Work item => From the data that follows, copy every line holding the string "Hisense".

*** Opening Supplied data ***

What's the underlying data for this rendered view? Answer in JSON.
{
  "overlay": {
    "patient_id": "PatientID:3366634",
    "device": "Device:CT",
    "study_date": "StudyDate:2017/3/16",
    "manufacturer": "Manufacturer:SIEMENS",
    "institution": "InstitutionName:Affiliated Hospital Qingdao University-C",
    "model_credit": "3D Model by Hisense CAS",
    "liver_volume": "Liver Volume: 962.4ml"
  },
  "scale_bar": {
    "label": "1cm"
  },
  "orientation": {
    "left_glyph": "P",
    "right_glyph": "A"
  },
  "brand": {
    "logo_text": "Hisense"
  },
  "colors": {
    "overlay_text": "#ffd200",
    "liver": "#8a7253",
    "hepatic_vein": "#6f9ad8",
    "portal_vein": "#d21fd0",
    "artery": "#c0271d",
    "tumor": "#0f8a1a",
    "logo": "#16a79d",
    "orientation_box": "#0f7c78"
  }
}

*** Closing Supplied data ***

Task solution =>
    "model_credit": "3D Model by Hisense CAS",
    "logo_text": "Hisense"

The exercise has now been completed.